_Problem:_ Take the data below and repeat it exactly.

_Material for the task:_
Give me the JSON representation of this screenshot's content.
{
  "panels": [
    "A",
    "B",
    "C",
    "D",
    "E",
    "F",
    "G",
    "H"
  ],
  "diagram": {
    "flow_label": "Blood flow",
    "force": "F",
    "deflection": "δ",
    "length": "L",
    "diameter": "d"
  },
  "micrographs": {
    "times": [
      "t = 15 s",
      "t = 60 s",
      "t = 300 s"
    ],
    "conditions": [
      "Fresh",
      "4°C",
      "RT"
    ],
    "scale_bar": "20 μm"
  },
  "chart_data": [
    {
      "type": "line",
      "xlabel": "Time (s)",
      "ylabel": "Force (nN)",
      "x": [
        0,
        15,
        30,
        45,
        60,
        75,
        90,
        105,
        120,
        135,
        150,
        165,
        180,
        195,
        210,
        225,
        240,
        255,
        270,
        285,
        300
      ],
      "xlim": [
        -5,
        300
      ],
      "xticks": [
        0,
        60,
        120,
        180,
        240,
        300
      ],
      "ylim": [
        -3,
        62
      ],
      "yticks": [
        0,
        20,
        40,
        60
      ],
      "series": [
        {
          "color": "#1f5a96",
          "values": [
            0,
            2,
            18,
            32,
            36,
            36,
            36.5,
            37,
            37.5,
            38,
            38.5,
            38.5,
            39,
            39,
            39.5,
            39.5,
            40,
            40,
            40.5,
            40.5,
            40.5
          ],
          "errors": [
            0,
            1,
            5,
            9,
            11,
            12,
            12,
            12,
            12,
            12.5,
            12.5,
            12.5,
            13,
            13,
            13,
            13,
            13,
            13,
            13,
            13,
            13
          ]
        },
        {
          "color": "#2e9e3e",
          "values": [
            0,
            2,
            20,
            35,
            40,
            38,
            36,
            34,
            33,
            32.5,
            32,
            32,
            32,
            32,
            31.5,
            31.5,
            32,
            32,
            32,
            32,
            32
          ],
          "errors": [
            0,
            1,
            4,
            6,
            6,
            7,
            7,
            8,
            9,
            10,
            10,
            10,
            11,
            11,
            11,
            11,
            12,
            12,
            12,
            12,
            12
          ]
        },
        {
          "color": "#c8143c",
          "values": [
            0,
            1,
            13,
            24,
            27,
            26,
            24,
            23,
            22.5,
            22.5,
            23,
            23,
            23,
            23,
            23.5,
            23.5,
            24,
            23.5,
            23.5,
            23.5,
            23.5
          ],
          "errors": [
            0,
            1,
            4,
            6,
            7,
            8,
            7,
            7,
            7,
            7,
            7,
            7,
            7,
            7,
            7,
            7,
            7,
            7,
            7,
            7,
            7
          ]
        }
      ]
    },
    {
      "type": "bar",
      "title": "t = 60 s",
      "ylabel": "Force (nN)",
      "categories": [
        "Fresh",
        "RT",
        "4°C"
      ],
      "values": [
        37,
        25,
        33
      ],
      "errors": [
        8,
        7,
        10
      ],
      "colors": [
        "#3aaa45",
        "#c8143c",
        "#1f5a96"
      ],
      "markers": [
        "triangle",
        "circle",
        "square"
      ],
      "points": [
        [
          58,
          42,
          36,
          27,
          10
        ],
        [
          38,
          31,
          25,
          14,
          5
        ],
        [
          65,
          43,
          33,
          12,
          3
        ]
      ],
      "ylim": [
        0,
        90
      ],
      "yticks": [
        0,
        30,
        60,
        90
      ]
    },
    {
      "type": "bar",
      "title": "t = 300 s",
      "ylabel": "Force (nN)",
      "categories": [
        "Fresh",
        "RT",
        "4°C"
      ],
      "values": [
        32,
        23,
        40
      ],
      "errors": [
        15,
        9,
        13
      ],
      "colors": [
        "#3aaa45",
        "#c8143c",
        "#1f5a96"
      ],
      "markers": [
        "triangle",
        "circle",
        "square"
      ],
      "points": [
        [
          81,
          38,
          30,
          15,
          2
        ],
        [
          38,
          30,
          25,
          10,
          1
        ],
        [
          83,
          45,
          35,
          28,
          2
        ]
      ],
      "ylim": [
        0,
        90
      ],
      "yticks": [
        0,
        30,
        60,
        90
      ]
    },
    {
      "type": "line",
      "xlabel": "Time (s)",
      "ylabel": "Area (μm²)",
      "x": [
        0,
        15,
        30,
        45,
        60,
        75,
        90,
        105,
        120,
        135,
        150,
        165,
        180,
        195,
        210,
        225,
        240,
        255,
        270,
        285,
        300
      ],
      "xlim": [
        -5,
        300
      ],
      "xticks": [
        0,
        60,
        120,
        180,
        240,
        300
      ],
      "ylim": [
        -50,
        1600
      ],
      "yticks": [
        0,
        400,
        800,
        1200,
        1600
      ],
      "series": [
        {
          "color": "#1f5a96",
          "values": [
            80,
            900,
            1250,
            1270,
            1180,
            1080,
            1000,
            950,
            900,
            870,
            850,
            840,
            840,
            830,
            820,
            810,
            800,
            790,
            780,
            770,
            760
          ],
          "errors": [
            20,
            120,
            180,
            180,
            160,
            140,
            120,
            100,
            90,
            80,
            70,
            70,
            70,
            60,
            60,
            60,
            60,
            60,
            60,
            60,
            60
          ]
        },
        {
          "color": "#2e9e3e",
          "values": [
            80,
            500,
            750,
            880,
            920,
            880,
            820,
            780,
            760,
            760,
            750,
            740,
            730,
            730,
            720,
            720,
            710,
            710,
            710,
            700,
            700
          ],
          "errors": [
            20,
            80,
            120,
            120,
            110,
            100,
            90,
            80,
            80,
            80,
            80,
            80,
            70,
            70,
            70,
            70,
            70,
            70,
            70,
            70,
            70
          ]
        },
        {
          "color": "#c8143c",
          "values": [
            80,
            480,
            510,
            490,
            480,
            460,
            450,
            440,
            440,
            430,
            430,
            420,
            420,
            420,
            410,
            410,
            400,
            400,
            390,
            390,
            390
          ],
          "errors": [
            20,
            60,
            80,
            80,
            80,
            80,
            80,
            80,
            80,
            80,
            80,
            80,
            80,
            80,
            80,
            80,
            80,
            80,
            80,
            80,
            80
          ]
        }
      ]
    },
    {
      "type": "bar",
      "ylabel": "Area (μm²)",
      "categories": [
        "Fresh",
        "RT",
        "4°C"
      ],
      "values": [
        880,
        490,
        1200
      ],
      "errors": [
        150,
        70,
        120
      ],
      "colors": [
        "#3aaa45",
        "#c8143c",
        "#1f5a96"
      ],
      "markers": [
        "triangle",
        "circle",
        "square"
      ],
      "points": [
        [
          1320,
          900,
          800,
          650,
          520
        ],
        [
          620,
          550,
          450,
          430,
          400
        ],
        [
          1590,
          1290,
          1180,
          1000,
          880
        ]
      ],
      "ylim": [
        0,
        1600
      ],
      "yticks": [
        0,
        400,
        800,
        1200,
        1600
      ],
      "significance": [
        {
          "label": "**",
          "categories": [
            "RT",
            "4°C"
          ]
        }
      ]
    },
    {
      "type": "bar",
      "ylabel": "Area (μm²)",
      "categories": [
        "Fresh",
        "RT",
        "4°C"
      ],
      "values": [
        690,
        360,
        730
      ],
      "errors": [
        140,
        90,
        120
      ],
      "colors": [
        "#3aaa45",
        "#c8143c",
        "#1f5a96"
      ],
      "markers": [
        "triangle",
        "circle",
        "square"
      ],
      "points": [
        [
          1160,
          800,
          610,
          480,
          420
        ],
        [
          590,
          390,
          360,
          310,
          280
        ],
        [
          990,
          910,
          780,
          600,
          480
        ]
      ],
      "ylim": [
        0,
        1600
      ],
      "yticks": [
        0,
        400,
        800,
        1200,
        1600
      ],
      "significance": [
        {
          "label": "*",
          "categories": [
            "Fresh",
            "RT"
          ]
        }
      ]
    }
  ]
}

_Result:_
Give me the JSON representation of this screenshot's content.
{
  "panels": [
    "A",
    "B",
    "C",
    "D",
    "E",
    "F",
    "G",
    "H"
  ],
  "diagram": {
    "flow_label": "Blood flow",
    "force": "F",
    "deflection": "δ",
    "length": "L",
    "diameter": "d"
  },
  "micrographs": {
    "times": [
      "t = 15 s",
      "t = 60 s",
      "t = 300 s"
    ],
    "conditions": [
      "Fresh",
      "4°C",
      "RT"
    ],
    "scale_bar": "20 μm"
  },
  "chart_data": [
    {
      "type": "line",
      "xlabel": "Time (s)",
      "ylabel": "Force (nN)",
      "x": [
        0,
        15,
        30,
        45,
        60,
        75,
        90,
        105,
        120,
        135,
        150,
        165,
        180,
        195,
        210,
        225,
        240,
        255,
        270,
        285,
        300
      ],
      "xlim": [
        -5,
        300
      ],
      "xticks": [
        0,
        60,
        120,
        180,
        240,
        300
      ],
      "ylim": [
        -3,
        62
      ],
      "yticks": [
        0,
        20,
        40,
        60
      ],
      "series": [
        {
          "color": "#1f5a96",
          "values": [
            0,
            2,
            18,
            32,
            36,
            36,
            36.5,
            37,
            37.5,
            38,
            38.5,
            38.5,
            39,
            39,
            39.5,
            39.5,
            40,
            40,
            40.5,
            40.5,
            40.5
          ],
          "errors": [
            0,
            1,
            5,
            9,
            11,
            12,
            12,
            12,
            12,
            12.5,
            12.5,
            12.5,
            13,
            13,
            13,
            13,
            13,
            13,
            13,
            13,
            13
          ]
        },
        {
          "color": "#2e9e3e",
          "values": [
            0,
            2,
            20,
            35,
            40,
            38,
            36,
            34,
            33,
            32.5,
            32,
            32,
            32,
            32,
            31.5,
            31.5,
            32,
            32,
            32,
            32,
            32
          ],
          "errors": [
            0,
            1,
            4,
            6,
            6,
            7,
            7,
            8,
            9,
            10,
            10,
            10,
            11,
            11,
            11,
            11,
            12,
            12,
            12,
            12,
            12
          ]
        },
        {
          "color": "#c8143c",
          "values": [
            0,
            1,
            13,
            24,
            27,
            26,
            24,
            23,
            22.5,
            22.5,
            23,
            23,
            23,
            23,
            23.5,
            23.5,
            24,
            23.5,
            23.5,
            23.5,
            23.5
          ],
          "errors": [
            0,
            1,
            4,
            6,
            7,
            8,
            7,
            7,
            7,
            7,
            7,
            7,
            7,
            7,
            7,
            7,
            7,
            7,
            7,
            7,
            7
          ]
        }
      ]
    },
    {
      "type": "bar",
      "title": "t = 60 s",
      "ylabel": "Force (nN)",
      "categories": [
        "Fresh",
        "RT",
        "4°C"
      ],
      "values": [
        37,
        25,
        33
      ],
      "errors": [
        8,
        7,
        10
      ],
      "colors": [
        "#3aaa45",
        "#c8143c",
        "#1f5a96"
      ],
      "markers": [
        "triangle",
        "circle",
        "square"
      ],
      "points": [
        [
          58,
          42,
          36,
          27,
          10
        ],
        [
          38,
          31,
          25,
          14,
          5
        ],
        [
          65,
          43,
          33,
          12,
          3
        ]
      ],
      "ylim": [
        0,
        90
      ],
      "yticks": [
        0,
        30,
        60,
        90
      ]
    },
    {
      "type": "bar",
      "title": "t = 300 s",
      "ylabel": "Force (nN)",
      "categories": [
        "Fresh",
        "RT",
        "4°C"
      ],
      "values": [
        32,
        23,
        40
      ],
      "errors": [
        15,
        9,
        13
      ],
      "colors": [
        "#3aaa45",
        "#c8143c",
        "#1f5a96"
      ],
      "markers": [
        "triangle",
        "circle",
        "square"
      ],
      "points": [
        [
          81,
          38,
          30,
          15,
          2
        ],
        [
          38,
          30,
          25,
          10,
          1
        ],
        [
          83,
          45,
          35,
          28,
          2
        ]
      ],
      "ylim": [
        0,
        90
      ],
      "yticks": [
        0,
        30,
        60,
        90
      ]
    },
    {
      "type": "line",
      "xlabel": "Time (s)",
      "ylabel": "Area (μm²)",
      "x": [
        0,
        15,
        30,
        45,
        60,
        75,
        90,
        105,
        120,
        135,
        150,
        165,
        180,
        195,
        210,
        225,
        240,
        255,
        270,
        285,
        300
      ],
      "xlim": [
        -5,
        300
      ],
      "xticks": [
        0,
        60,
        120,
        180,
        240,
        300
      ],
      "ylim": [
        -50,
        1600
      ],
      "yticks": [
        0,
        400,
        800,
        1200,
        1600
      ],
      "series": [
        {
          "color": "#1f5a96",
          "values": [
            80,
            900,
            1250,
            1270,
            1180,
            1080,
            1000,
            950,
            900,
            870,
            850,
            840,
            840,
            830,
            820,
            810,
            800,
            790,
            780,
            770,
            760
          ],
          "errors": [
            20,
            120,
            180,
            180,
            160,
            140,
            120,
            100,
            90,
            80,
            70,
            70,
            70,
            60,
            60,
            60,
            60,
            60,
            60,
            60,
            60
          ]
        },
        {
          "color": "#2e9e3e",
          "values": [
            80,
            500,
            750,
            880,
            920,
            880,
            820,
            780,
            760,
            760,
            750,
            740,
            730,
            730,
            720,
            720,
            710,
            710,
            710,
            700,
            700
          ],
          "errors": [
            20,
            80,
            120,
            120,
            110,
            100,
            90,
            80,
            80,
            80,
            80,
            80,
            70,
            70,
            70,
            70,
            70,
            70,
            70,
            70,
            70
          ]
        },
        {
          "color": "#c8143c",
          "values": [
            80,
            480,
            510,
            490,
            480,
            460,
            450,
            440,
            440,
            430,
            430,
            420,
            420,
            420,
            410,
            410,
            400,
            400,
            390,
            390,
            390
          ],
          "errors": [
            20,
            60,
            80,
            80,
            80,
            80,
            80,
            80,
            80,
            80,
            80,
            80,
            80,
            80,
            80,
            80,
            80,
            80,
            80,
            80,
            80
          ]
        }
      ]
    },
    {
      "type": "bar",
      "ylabel": "Area (μm²)",
      "categories": [
        "Fresh",
        "RT",
        "4°C"
      ],
      "values": [
        880,
        490,
        1200
      ],
      "errors": [
        150,
        70,
        120
      ],
      "colors": [
        "#3aaa45",
        "#c8143c",
        "#1f5a96"
      ],
      "markers": [
        "triangle",
        "circle",
        "square"
      ],
      "points": [
        [
          1320,
          900,
          800,
          650,
          520
        ],
        [
          620,
          550,
          450,
          430,
          400
        ],
        [
          1590,
          1290,
          1180,
          1000,
          880
        ]
      ],
      "ylim": [
        0,
        1600
      ],
      "yticks": [
        0,
        400,
        800,
        1200,
        1600
      ],
      "significance": [
        {
          "label": "**",
          "categories": [
            "RT",
            "4°C"
          ]
        }
      ]
    },
    {
      "type": "bar",
      "ylabel": "Area (μm²)",
      "categories": [
        "Fresh",
        "RT",
        "4°C"
      ],
      "values": [
        690,
        360,
        730
      ],
      "errors": [
        140,
        90,
        120
      ],
      "colors": [
        "#3aaa45",
        "#c8143c",
        "#1f5a96"
      ],
      "markers": [
        "triangle",
        "circle",
        "square"
      ],
      "points": [
        [
          1160,
          800,
          610,
          480,
          420
        ],
        [
          590,
          390,
          360,
          310,
          280
        ],
        [
          990,
          910,
          780,
          600,
          480
        ]
      ],
      "ylim": [
        0,
        1600
      ],
      "yticks": [
        0,
        400,
        800,
        1200,
        1600
      ],
      "significance": [
        {
          "label": "*",
          "categories": [
            "Fresh",
            "RT"
          ]
        }
      ]
    }
  ]
}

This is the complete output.